Goal of the exercise: Pull each line containing "autres" out of the data and copy it.

Records from a data source:
====================

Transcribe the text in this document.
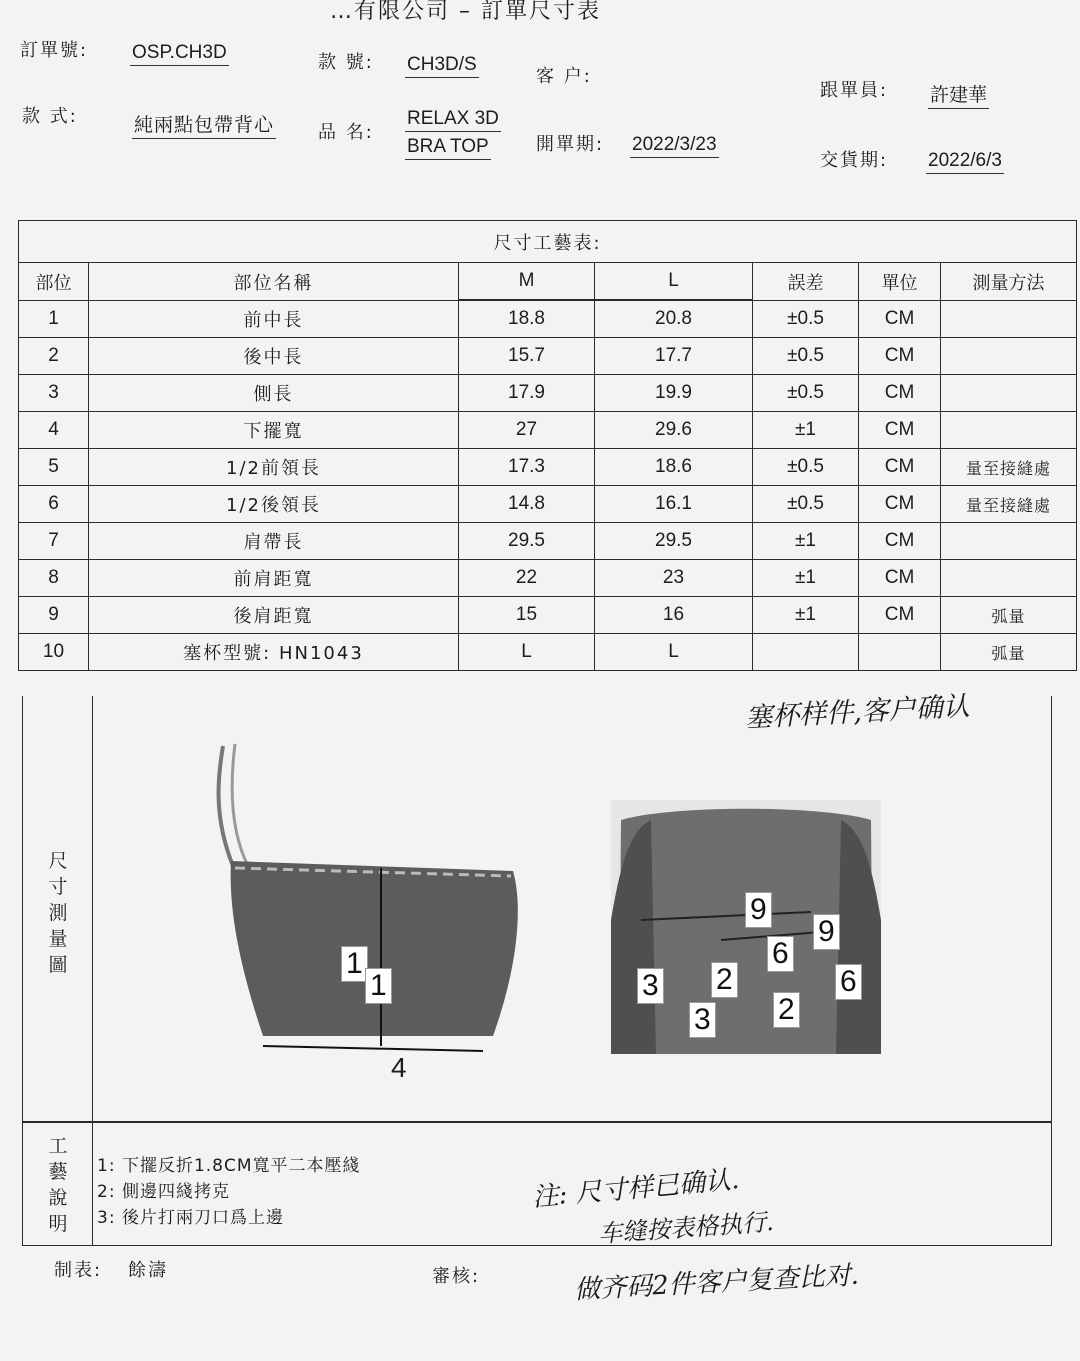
…有限公司 – 訂單尺寸表
訂單號: OSP.CH3D	款 號: CH3D/S
客 户:
跟單員: 許建華
款 式:	純兩點包帶背心 品 名:
RELAX 3D
BRA TOP	開單期: 2022/3/23
交貨期: 2022/6/3
尺寸工藝表:						
部位	部位名稱	M	L	誤差	單位	測量方法

1	前中長	18.8	20.8	±0.5	CM	
2	後中長	15.7	17.7	±0.5	CM	
3	側長	17.9	19.9	±0.5	CM	
4	下擺寬	27	29.6	±1	CM	
5	1/2前領長	17.3	18.6	±0.5	CM	量至接縫處
6	1/2後領長	14.8	16.1	±0.5	CM	量至接縫處
7	肩帶長	29.5	29.5	±1	CM	
8	前肩距寬	22	23	±1	CM	
9	後肩距寬	15	16	±1	CM	弧量
10	塞杯型號: HN1043	L	L			弧量
塞杯样件,客户确认
尺
寸
測
量
圖	1
1
4
9
9
6
6
3 2
3 2
工
藝
說
明
1: 下擺反折1.8CM寬平二本壓綫
2: 側邊四綫拷克
3: 後片打兩刀口爲上邊
注: 尺寸样已确认.
车缝按表格执行.
做齐码2件客户复查比对.
制表: 餘濤	審核:
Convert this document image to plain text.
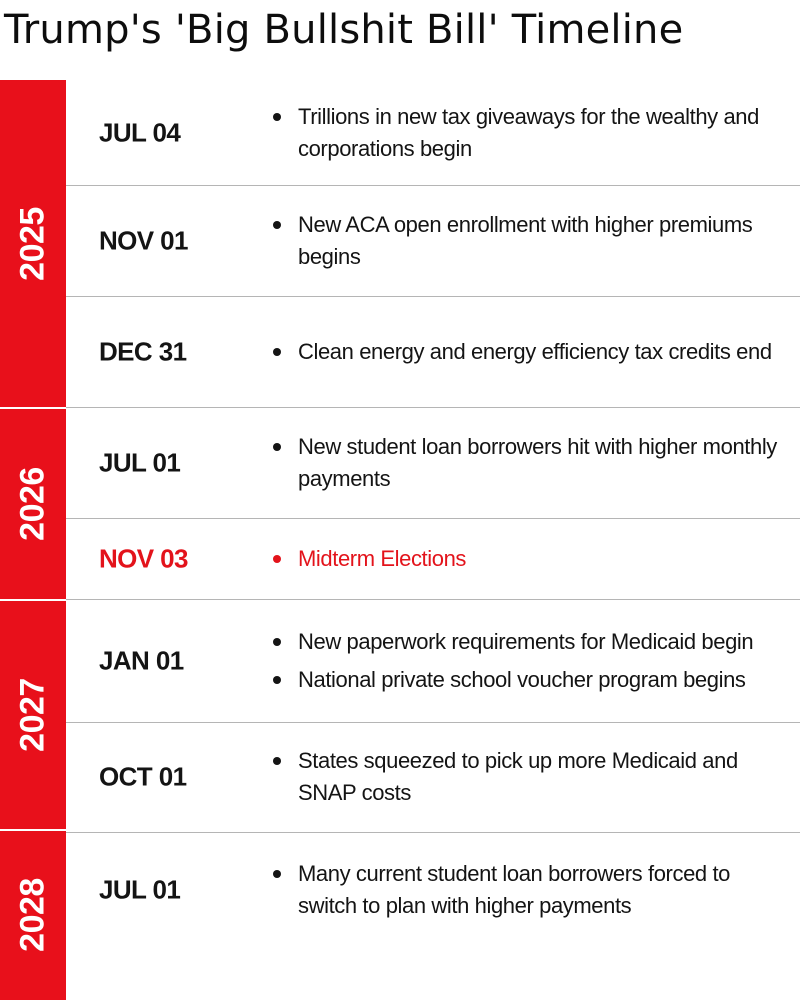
Trump's 'Big Bullshit Bill' Timeline
2025
2026
2027
2028
JUL 04
Trillions in new tax giveaways for the wealthy and corporations begin
NOV 01
New ACA open enrollment with higher premiums begins
DEC 31	Clean energy and energy efficiency tax credits end
JUL 01
New student loan borrowers hit with higher monthly payments
NOV 03	Midterm Elections
JAN 01
New paperwork requirements for Medicaid begin
National private school voucher program begins
OCT 01
States squeezed to pick up more Medicaid and SNAP costs
JUL 01
Many current student loan borrowers forced to switch to plan with higher payments
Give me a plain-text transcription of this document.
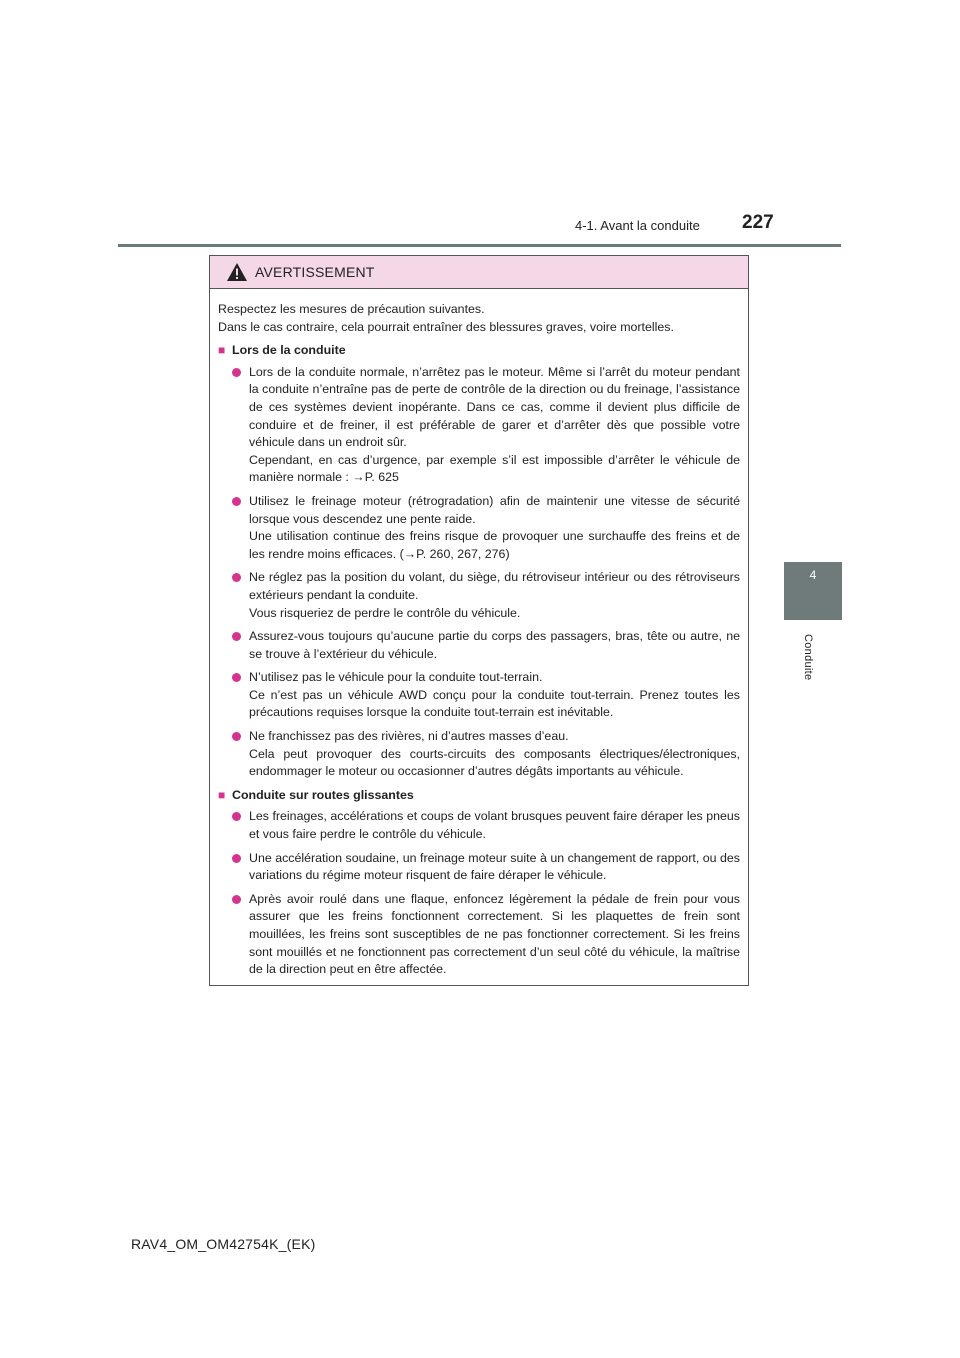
4-1. Avant la conduite 227
4
Conduite
AVERTISSEMENT

Respectez les mesures de précaution suivantes.

Dans le cas contraire, cela pourrait entraîner des blessures graves, voire mortelles.

■ Lors de la conduite

Lors de la conduite normale, n’arrêtez pas le moteur. Même si l’arrêt du moteur pendant la conduite n’entraîne pas de perte de contrôle de la direction ou du freinage, l’assistance de ces systèmes devient inopérante. Dans ce cas, comme il devient plus difficile de conduire et de freiner, il est préférable de garer et d’arrêter dès que possible votre véhicule dans un endroit sûr.

Cependant, en cas d’urgence, par exemple s’il est impossible d’arrêter le véhicule de manière normale : →P. 625

Utilisez le freinage moteur (rétrogradation) afin de maintenir une vitesse de sécurité lorsque vous descendez une pente raide.

Une utilisation continue des freins risque de provoquer une surchauffe des freins et de les rendre moins efficaces. (→P. 260, 267, 276)

Ne réglez pas la position du volant, du siège, du rétroviseur intérieur ou des rétroviseurs extérieurs pendant la conduite.

Vous risqueriez de perdre le contrôle du véhicule.

Assurez-vous toujours qu’aucune partie du corps des passagers, bras, tête ou autre, ne se trouve à l’extérieur du véhicule.

N’utilisez pas le véhicule pour la conduite tout-terrain.

Ce n’est pas un véhicule AWD conçu pour la conduite tout-terrain. Prenez toutes les précautions requises lorsque la conduite tout-terrain est inévitable.

Ne franchissez pas des rivières, ni d’autres masses d’eau.

Cela peut provoquer des courts-circuits des composants électriques/électroniques, endommager le moteur ou occasionner d’autres dégâts importants au véhicule.

■ Conduite sur routes glissantes

Les freinages, accélérations et coups de volant brusques peuvent faire déraper les pneus et vous faire perdre le contrôle du véhicule.

Une accélération soudaine, un freinage moteur suite à un changement de rapport, ou des variations du régime moteur risquent de faire déraper le véhicule.

Après avoir roulé dans une flaque, enfoncez légèrement la pédale de frein pour vous assurer que les freins fonctionnent correctement. Si les plaquettes de frein sont mouillées, les freins sont susceptibles de ne pas fonctionner correctement. Si les freins sont mouillés et ne fonctionnent pas correctement d’un seul côté du véhicule, la maîtrise de la direction peut en être affectée.

RAV4_OM_OM42754K_(EK)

====================

Completed task:
Ne franchissez pas des rivières, ni d’autres masses d’eau.
Cela peut provoquer des courts-circuits des composants électriques/électroniques, endommager le moteur ou occasionner d’autres dégâts importants au véhicule.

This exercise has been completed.